**Data extracted from a collection:**
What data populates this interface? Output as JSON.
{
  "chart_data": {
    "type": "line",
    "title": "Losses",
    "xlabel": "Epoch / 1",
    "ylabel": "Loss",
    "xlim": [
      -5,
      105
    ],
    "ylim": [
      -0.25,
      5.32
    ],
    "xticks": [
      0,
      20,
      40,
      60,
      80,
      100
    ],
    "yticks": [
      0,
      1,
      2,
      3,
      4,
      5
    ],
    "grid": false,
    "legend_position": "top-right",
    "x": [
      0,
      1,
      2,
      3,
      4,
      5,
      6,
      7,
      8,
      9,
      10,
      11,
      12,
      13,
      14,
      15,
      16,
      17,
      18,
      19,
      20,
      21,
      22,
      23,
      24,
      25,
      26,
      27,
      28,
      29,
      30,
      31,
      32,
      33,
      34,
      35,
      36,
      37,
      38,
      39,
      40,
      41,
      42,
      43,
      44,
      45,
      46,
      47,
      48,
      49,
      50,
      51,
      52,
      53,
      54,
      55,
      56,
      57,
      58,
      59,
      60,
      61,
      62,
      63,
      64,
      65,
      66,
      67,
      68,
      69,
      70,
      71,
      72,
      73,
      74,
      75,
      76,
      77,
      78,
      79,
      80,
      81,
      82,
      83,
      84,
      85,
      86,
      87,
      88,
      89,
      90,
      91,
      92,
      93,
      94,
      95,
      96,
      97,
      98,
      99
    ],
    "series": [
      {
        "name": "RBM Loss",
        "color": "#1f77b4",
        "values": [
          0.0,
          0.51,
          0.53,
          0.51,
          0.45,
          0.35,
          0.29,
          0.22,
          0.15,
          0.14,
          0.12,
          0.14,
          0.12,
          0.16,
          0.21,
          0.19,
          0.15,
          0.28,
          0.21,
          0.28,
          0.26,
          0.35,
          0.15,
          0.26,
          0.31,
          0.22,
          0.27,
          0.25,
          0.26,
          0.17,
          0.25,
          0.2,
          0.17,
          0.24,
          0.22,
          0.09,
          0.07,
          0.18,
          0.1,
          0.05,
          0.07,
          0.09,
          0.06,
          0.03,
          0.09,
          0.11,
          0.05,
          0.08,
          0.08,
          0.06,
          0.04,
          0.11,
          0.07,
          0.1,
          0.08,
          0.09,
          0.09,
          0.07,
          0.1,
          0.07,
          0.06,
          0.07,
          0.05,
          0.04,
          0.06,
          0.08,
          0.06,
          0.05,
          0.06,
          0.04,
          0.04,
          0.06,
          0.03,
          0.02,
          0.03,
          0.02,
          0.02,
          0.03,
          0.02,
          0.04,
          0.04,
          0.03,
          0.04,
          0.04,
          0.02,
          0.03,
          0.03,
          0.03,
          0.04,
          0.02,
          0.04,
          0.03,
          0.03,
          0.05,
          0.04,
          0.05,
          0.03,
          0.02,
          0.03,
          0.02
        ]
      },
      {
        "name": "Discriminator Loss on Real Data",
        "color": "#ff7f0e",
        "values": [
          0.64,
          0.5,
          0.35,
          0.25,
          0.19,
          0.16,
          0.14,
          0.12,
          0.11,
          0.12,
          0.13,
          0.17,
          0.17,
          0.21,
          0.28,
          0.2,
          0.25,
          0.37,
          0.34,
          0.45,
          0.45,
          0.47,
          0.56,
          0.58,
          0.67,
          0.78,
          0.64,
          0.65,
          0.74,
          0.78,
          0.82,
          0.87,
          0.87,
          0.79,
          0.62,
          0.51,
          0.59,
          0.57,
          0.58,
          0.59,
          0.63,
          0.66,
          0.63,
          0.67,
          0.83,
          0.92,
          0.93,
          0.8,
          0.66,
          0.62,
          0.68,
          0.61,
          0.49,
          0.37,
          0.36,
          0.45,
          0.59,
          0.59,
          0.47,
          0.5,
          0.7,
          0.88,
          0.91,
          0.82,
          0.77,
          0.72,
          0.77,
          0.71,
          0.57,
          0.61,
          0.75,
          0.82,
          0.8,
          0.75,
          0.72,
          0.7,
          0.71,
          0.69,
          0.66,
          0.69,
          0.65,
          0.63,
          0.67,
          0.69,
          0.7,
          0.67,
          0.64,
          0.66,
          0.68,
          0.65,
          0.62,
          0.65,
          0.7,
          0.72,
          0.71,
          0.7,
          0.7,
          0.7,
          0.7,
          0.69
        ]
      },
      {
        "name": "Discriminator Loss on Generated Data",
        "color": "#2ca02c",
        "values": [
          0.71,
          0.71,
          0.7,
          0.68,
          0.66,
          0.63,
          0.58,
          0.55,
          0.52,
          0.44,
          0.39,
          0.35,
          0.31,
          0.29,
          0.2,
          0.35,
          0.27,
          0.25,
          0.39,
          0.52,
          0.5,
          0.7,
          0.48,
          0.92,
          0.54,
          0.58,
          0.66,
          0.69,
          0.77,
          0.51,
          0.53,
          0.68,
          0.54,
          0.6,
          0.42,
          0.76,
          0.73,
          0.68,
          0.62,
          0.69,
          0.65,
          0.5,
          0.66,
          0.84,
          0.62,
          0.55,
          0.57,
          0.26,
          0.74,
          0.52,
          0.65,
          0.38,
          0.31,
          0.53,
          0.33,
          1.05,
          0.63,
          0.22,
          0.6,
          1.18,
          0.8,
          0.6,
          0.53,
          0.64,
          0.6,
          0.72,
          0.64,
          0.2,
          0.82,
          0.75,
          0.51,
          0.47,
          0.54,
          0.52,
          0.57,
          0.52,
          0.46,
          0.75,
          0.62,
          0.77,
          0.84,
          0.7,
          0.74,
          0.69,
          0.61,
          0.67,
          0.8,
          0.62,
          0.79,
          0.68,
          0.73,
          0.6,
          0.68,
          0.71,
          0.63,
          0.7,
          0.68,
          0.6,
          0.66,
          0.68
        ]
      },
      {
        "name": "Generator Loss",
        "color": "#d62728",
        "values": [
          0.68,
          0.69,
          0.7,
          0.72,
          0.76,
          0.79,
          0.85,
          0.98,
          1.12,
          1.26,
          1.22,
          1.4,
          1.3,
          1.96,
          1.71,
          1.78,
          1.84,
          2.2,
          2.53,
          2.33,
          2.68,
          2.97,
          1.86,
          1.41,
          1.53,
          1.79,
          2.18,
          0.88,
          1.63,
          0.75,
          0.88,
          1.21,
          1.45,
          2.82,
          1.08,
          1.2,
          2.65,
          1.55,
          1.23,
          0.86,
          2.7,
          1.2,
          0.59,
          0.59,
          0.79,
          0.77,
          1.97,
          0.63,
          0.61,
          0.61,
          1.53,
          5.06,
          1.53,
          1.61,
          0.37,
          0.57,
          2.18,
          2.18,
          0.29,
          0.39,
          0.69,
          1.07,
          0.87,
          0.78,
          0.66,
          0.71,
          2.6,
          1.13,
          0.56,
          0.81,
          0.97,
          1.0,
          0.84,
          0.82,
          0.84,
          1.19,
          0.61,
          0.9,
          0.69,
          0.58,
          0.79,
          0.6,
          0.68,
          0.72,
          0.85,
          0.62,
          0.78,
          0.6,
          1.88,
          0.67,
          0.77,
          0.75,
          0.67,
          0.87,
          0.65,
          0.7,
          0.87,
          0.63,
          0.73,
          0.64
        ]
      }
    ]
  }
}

**Requirements:** From the records above, copy every line that holds the word "Discriminator".

**Reply:**
        "name": "Discriminator Loss on Real Data",
        "name": "Discriminator Loss on Generated Data",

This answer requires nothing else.